■ **Task goal**
Transcribe the material in full. Nothing should differ except that the pictures are left out.

■ **Dataset records**
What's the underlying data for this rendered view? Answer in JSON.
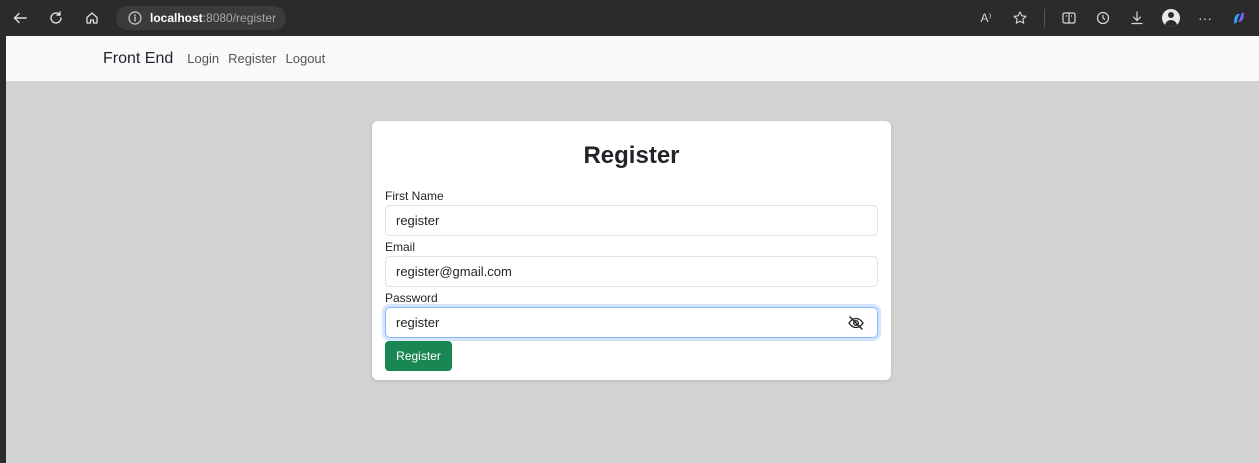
{
  "browser": {
    "address_host": "localhost",
    "address_path": ":8080/register",
    "icons": [
      "back-icon",
      "refresh-icon",
      "home-icon",
      "info-icon",
      "read-aloud-icon",
      "favorite-icon",
      "split-screen-icon",
      "history-icon",
      "download-icon",
      "profile-icon",
      "more-icon",
      "copilot-icon"
    ],
    "read_aloud_glyph": "A⁾",
    "more_glyph": "···"
  },
  "navbar": {
    "brand": "Front End",
    "links": [
      "Login",
      "Register",
      "Logout"
    ]
  },
  "card": {
    "title": "Register",
    "first_name_label": "First Name",
    "first_name_value": "register",
    "email_label": "Email",
    "email_value": "register@gmail.com",
    "password_label": "Password",
    "password_value": "register",
    "submit_label": "Register"
  },
  "colors": {
    "chrome_bg": "#2b2b2b",
    "navbar_bg": "#f8f9fa",
    "content_bg": "#d3d3d3",
    "button_bg": "#198754",
    "focus_border": "#86b7fe"
  }
}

■ **Task solution**
What's the underlying data for this rendered view? Answer in JSON.
{
  "browser": {
    "address_host": "localhost",
    "address_path": ":8080/register",
    "icons": [
      "back-icon",
      "refresh-icon",
      "home-icon",
      "info-icon",
      "read-aloud-icon",
      "favorite-icon",
      "split-screen-icon",
      "history-icon",
      "download-icon",
      "profile-icon",
      "more-icon",
      "copilot-icon"
    ],
    "read_aloud_glyph": "A⁾",
    "more_glyph": "···"
  },
  "navbar": {
    "brand": "Front End",
    "links": [
      "Login",
      "Register",
      "Logout"
    ]
  },
  "card": {
    "title": "Register",
    "first_name_label": "First Name",
    "first_name_value": "register",
    "email_label": "Email",
    "email_value": "register@gmail.com",
    "password_label": "Password",
    "password_value": "register",
    "submit_label": "Register"
  },
  "colors": {
    "chrome_bg": "#2b2b2b",
    "navbar_bg": "#f8f9fa",
    "content_bg": "#d3d3d3",
    "button_bg": "#198754",
    "focus_border": "#86b7fe"
  }
}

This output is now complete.